What you are asked to do: All lines featuring the string "xlabel" are to be listed.

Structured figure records
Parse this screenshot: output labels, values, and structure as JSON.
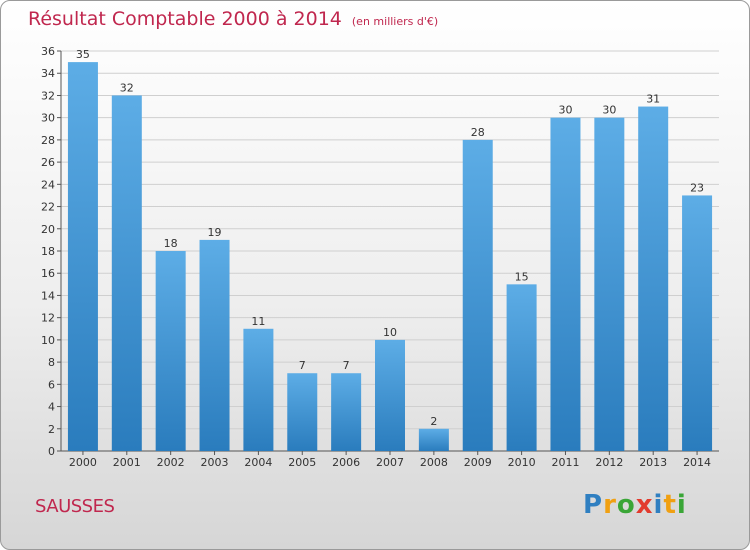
{
  "header": {
    "title": "Résultat Comptable 2000 à 2014",
    "subtitle": "(en milliers d'€)"
  },
  "footer": {
    "commune": "SAUSSES",
    "logo_text": "Proxiti",
    "logo_colors": [
      "#2f7fc1",
      "#f0a012",
      "#3aa637",
      "#e23b2e",
      "#2f7fc1",
      "#f0a012",
      "#3aa637"
    ]
  },
  "colors": {
    "accent": "#c0274e",
    "bar_top": "#5dade6",
    "bar_bottom": "#2a7cbd",
    "grid": "#cfcfcf"
  },
  "chart_data": {
    "type": "bar",
    "title": "Résultat Comptable 2000 à 2014",
    "subtitle": "(en milliers d'€)",
    "xlabel": "",
    "ylabel": "",
    "categories": [
      "2000",
      "2001",
      "2002",
      "2003",
      "2004",
      "2005",
      "2006",
      "2007",
      "2008",
      "2009",
      "2010",
      "2011",
      "2012",
      "2013",
      "2014"
    ],
    "values": [
      35,
      32,
      18,
      19,
      11,
      7,
      7,
      10,
      2,
      28,
      15,
      30,
      30,
      31,
      23
    ],
    "ylim": [
      0,
      36
    ],
    "yticks": [
      0,
      2,
      4,
      6,
      8,
      10,
      12,
      14,
      16,
      18,
      20,
      22,
      24,
      26,
      28,
      30,
      32,
      34,
      36
    ],
    "grid": true,
    "legend": "none"
  }
}
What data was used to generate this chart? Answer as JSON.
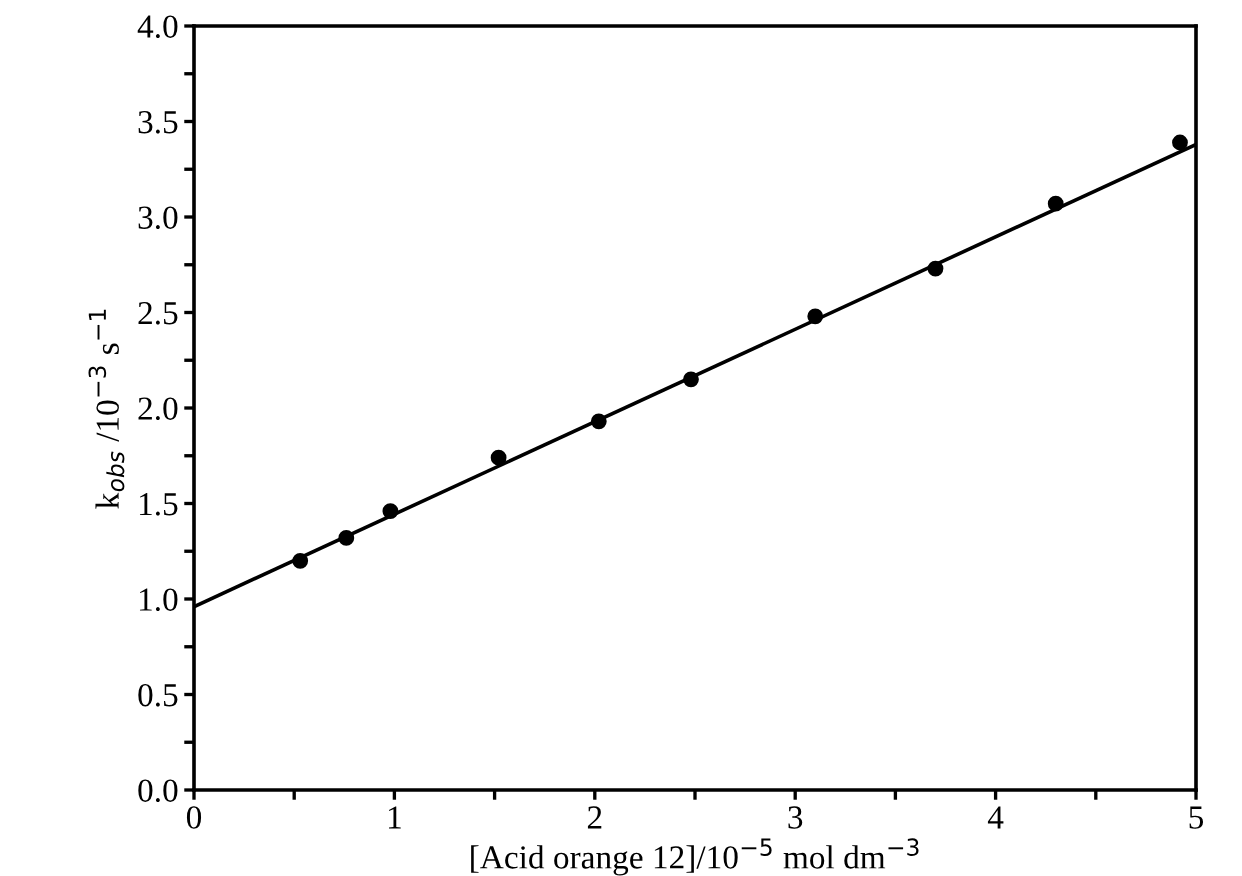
{
  "chart_data": {
    "type": "scatter",
    "xlabel": "[Acid orange 12]/10$^{−5}$ mol dm$^{−3}$",
    "ylabel": "k$_{obs}$ /10$^{−3}$ s$^{−1}$",
    "x": [
      0.53,
      0.76,
      0.98,
      1.52,
      2.02,
      2.48,
      3.1,
      3.7,
      4.3,
      4.92
    ],
    "series": [
      {
        "color": "#000000",
        "values": [
          1.2,
          1.32,
          1.46,
          1.74,
          1.93,
          2.15,
          2.48,
          2.73,
          3.07,
          3.39
        ]
      },
      {
        "type": "line",
        "color": "#000000",
        "x": [
          0,
          5
        ],
        "values": [
          0.96,
          3.38
        ],
        "marker": "none",
        "line_style": "solid"
      }
    ],
    "marker": "circle",
    "xlim": [
      0,
      5
    ],
    "ylim": [
      0,
      4
    ],
    "xticks": [
      0,
      {
        "value": 0.5,
        "label": null
      },
      1,
      {
        "value": 1.5,
        "label": null
      },
      2,
      {
        "value": 2.5,
        "label": null
      },
      3,
      {
        "value": 3.5,
        "label": null
      },
      4,
      {
        "value": 4.5,
        "label": null
      },
      5
    ],
    "yticks": [
      "0.0",
      {
        "value": 0.25,
        "label": null
      },
      {
        "value": 0.5,
        "label": "0.5"
      },
      {
        "value": 0.75,
        "label": null
      },
      {
        "value": 1,
        "label": "1.0"
      },
      {
        "value": 1.25,
        "label": null
      },
      {
        "value": 1.5,
        "label": "1.5"
      },
      {
        "value": 1.75,
        "label": null
      },
      {
        "value": 2,
        "label": "2.0"
      },
      {
        "value": 2.25,
        "label": null
      },
      {
        "value": 2.5,
        "label": "2.5"
      },
      {
        "value": 2.75,
        "label": null
      },
      {
        "value": 3,
        "label": "3.0"
      },
      {
        "value": 3.25,
        "label": null
      },
      {
        "value": 3.5,
        "label": "3.5"
      },
      {
        "value": 3.75,
        "label": null
      },
      {
        "value": 4,
        "label": "4.0"
      }
    ],
    "grid": false,
    "legend": false
  }
}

Exercise solution:
    "xlabel": "",
    "xlabel": "[Acid orange 12]/10$^{−5}$ mol dm$^{−3}$",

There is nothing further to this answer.